What this task involves: Collect every line below that contains the word "field".

Source data:
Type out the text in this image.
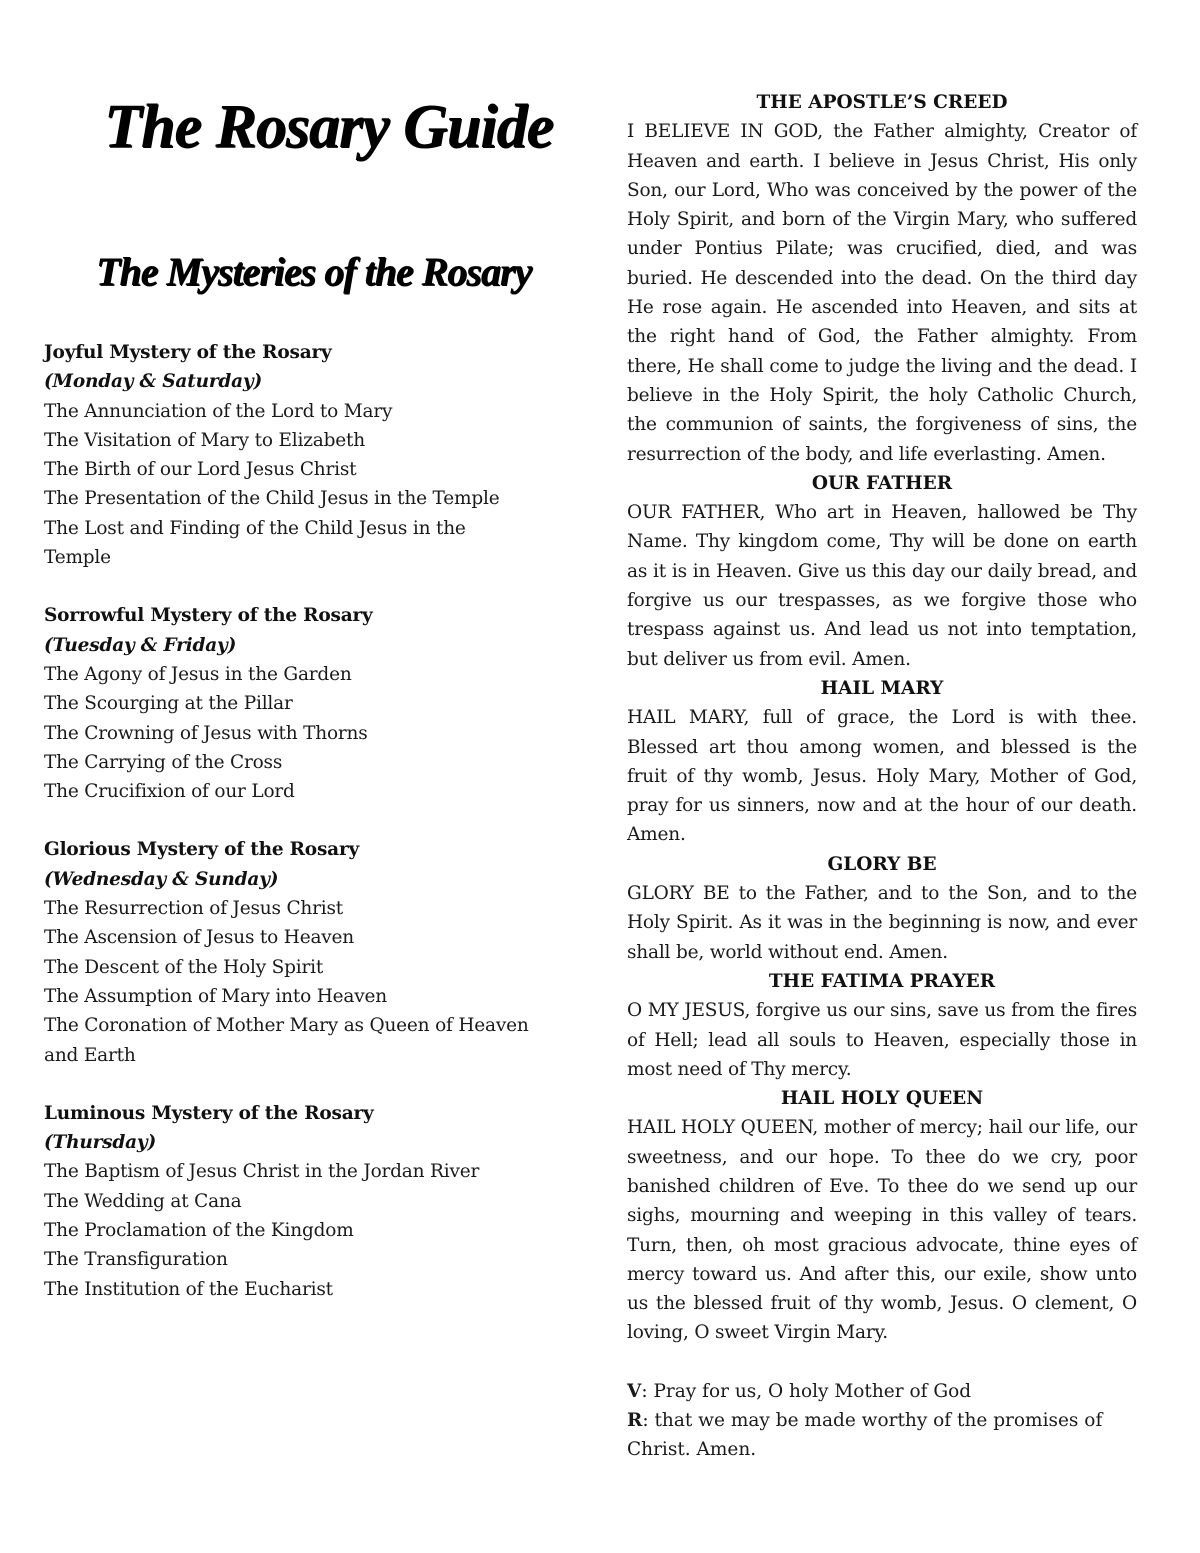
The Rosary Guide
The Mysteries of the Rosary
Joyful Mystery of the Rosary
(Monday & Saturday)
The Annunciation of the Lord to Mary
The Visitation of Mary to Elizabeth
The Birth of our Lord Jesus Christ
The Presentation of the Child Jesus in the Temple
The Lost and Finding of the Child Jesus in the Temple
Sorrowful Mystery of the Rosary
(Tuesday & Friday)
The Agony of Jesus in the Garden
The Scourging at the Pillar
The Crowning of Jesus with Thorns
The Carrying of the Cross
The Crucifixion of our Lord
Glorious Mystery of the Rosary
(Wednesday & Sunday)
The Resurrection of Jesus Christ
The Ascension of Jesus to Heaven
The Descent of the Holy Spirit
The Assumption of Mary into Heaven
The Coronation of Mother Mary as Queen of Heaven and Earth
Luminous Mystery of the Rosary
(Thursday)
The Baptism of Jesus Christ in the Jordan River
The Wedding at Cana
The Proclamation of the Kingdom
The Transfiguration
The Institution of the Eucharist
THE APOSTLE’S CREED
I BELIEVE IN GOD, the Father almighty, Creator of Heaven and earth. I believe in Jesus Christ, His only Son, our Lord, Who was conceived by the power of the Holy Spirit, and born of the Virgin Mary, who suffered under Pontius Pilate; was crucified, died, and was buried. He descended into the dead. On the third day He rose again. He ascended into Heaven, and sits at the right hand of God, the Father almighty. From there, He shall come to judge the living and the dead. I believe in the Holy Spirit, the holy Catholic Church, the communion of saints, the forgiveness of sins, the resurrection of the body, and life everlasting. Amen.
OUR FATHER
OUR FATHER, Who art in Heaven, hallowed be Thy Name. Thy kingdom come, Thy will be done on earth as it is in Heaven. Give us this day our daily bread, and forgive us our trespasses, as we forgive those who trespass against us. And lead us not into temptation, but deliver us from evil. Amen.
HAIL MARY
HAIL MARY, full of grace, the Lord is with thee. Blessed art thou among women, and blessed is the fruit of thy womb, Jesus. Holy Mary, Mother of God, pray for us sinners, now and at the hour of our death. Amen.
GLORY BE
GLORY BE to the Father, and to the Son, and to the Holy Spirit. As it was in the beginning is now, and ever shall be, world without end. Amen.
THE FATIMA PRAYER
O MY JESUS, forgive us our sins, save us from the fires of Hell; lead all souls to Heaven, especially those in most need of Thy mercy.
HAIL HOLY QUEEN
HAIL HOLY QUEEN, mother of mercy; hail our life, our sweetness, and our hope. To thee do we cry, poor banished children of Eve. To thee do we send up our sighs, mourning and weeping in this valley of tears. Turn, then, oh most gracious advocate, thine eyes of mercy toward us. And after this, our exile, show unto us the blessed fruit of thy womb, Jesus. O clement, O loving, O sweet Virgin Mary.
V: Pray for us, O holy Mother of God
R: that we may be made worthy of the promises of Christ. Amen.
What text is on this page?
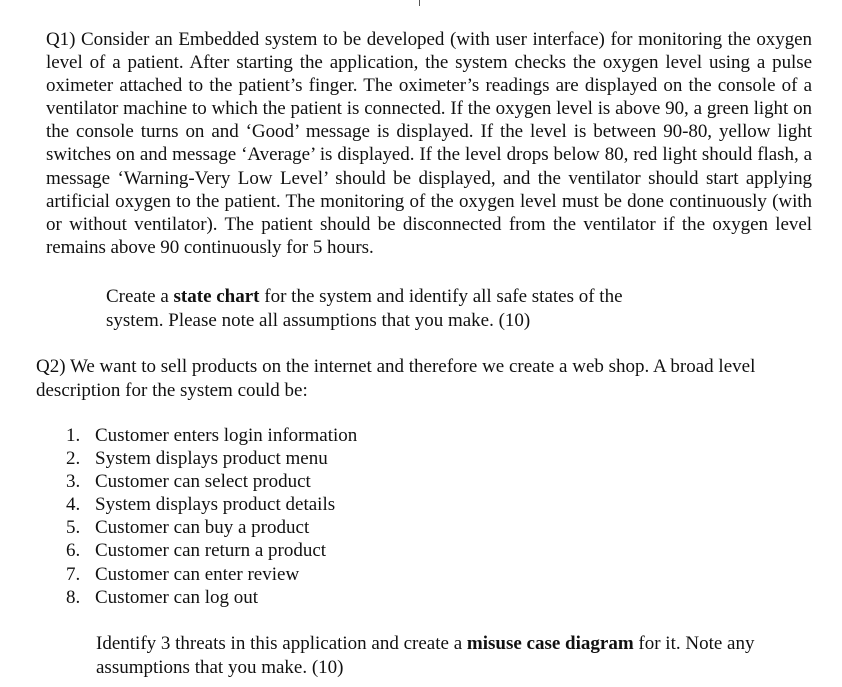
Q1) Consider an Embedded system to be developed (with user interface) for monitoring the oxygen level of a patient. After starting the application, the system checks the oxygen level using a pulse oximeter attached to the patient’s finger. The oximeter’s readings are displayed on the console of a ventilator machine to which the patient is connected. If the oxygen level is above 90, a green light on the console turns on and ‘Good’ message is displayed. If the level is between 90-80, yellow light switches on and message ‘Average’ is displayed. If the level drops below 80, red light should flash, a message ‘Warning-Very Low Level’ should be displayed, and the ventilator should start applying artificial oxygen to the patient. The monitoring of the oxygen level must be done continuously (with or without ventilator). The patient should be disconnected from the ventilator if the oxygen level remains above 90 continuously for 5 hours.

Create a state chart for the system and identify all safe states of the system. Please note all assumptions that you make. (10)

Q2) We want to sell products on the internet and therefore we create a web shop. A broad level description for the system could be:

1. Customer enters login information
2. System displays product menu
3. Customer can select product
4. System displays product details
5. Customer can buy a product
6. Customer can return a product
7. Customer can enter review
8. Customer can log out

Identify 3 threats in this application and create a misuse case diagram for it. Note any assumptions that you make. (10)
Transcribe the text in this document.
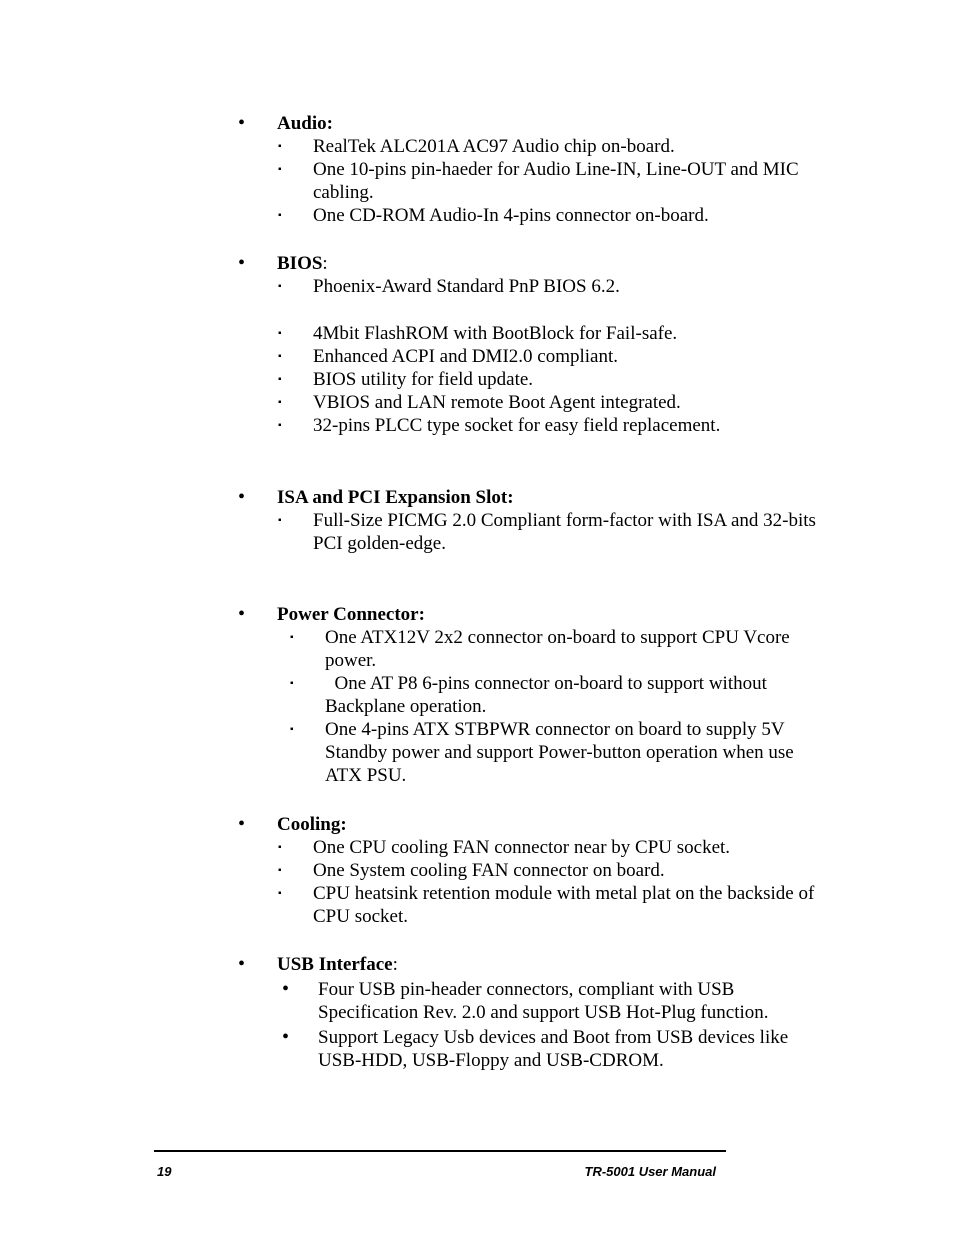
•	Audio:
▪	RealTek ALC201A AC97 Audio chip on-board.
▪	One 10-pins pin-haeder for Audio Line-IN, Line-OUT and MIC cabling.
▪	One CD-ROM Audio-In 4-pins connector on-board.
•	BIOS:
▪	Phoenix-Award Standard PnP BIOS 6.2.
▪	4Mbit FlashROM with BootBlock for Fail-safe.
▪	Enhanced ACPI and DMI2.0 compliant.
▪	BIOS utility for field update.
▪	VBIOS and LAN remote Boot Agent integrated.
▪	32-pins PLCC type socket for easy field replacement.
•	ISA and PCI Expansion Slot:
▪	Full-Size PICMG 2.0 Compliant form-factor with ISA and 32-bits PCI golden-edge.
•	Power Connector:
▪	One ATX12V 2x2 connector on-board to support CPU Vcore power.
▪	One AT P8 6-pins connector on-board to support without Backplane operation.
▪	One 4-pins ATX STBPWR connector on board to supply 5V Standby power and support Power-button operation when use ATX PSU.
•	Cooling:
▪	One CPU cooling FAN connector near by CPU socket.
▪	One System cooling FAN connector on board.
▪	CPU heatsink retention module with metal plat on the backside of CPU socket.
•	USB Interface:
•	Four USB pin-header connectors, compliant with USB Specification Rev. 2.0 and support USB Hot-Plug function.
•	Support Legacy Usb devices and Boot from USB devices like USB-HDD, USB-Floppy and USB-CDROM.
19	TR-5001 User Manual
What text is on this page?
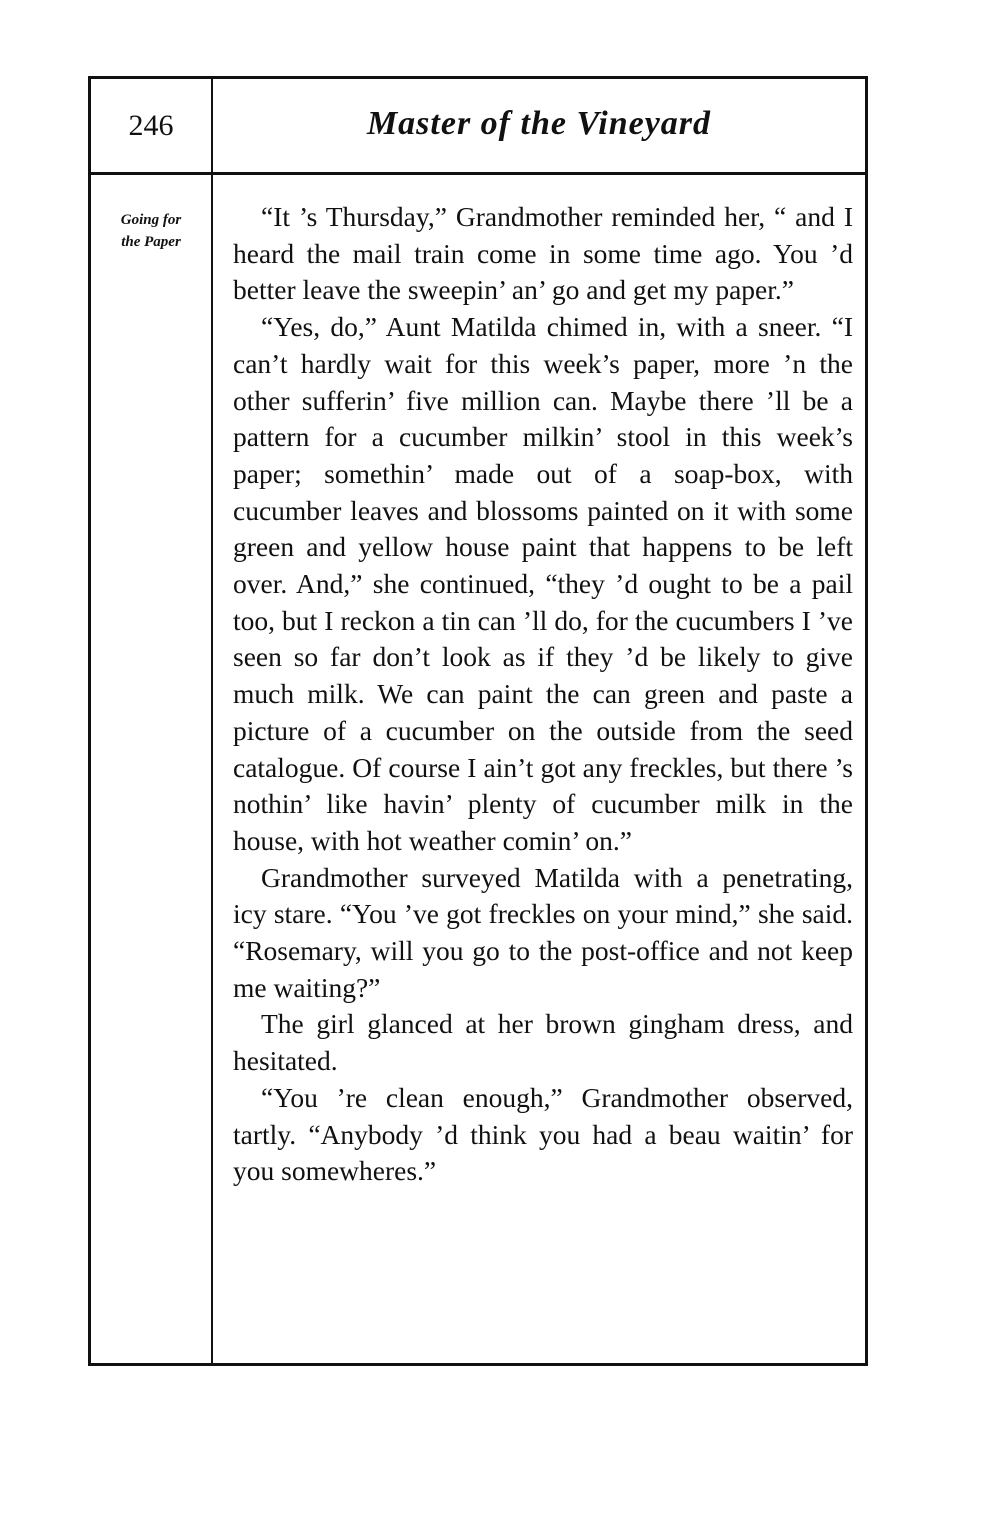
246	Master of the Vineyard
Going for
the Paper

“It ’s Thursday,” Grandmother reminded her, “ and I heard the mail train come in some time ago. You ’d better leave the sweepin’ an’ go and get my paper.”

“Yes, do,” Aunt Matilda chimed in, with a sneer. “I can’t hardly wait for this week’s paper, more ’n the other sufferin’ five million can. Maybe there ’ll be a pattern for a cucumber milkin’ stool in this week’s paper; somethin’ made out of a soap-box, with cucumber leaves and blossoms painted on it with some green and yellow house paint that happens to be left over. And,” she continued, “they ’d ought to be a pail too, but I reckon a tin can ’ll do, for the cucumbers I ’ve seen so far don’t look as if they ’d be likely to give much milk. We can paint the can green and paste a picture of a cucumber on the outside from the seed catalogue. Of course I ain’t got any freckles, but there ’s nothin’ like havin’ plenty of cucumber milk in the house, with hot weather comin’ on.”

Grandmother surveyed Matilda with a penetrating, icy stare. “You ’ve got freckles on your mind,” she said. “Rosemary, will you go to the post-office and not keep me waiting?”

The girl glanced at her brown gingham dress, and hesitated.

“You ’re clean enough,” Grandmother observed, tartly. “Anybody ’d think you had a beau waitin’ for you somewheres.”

Finished task:
▪	BIOS utility for field update.
▪	32-pins PLCC type socket for easy field replacement.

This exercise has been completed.